* [Prompt]:
Among the entries, which lines carry the string "values"? Copy each of them.

Start of Records to use

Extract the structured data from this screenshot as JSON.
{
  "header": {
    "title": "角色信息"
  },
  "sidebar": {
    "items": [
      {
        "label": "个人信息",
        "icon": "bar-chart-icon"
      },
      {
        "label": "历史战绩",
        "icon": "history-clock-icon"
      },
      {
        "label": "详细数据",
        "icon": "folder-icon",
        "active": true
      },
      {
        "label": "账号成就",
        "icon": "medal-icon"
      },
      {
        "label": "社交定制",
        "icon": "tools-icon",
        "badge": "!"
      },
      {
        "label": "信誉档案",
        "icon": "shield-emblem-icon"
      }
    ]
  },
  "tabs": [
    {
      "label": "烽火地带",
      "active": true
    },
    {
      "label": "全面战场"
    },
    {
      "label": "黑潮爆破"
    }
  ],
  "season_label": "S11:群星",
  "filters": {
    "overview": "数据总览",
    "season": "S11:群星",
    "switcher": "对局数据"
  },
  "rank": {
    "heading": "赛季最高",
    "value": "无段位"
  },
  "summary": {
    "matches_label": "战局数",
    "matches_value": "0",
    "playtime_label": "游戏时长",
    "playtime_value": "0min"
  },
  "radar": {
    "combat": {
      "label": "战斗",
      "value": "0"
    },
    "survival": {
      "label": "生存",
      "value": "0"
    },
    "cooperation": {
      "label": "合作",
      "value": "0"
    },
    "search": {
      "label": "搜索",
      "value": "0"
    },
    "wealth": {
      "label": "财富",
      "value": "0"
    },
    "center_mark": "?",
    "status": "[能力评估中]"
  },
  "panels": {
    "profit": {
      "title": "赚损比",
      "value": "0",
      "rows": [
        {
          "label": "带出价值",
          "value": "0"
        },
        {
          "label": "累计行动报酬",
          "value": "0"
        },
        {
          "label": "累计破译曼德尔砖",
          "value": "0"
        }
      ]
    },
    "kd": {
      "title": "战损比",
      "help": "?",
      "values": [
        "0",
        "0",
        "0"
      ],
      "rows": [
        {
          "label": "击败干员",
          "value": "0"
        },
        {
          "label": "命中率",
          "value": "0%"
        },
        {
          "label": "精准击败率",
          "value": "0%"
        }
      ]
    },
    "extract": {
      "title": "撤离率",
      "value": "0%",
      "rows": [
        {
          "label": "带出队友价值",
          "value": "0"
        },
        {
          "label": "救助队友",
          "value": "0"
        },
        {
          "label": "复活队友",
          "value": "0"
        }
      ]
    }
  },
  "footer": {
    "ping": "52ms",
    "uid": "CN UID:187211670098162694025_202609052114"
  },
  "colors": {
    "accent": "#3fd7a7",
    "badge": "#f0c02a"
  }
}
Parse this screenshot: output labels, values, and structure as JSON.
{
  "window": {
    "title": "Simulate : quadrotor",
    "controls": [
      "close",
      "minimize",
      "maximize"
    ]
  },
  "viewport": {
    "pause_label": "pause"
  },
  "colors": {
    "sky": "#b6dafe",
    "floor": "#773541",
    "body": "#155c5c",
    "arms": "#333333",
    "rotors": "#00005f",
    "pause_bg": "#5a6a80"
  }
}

End of Records to use

* [Answer to the exercise]:
      "values": [
Parse this screenshot: output labels, values, and structure as JSON.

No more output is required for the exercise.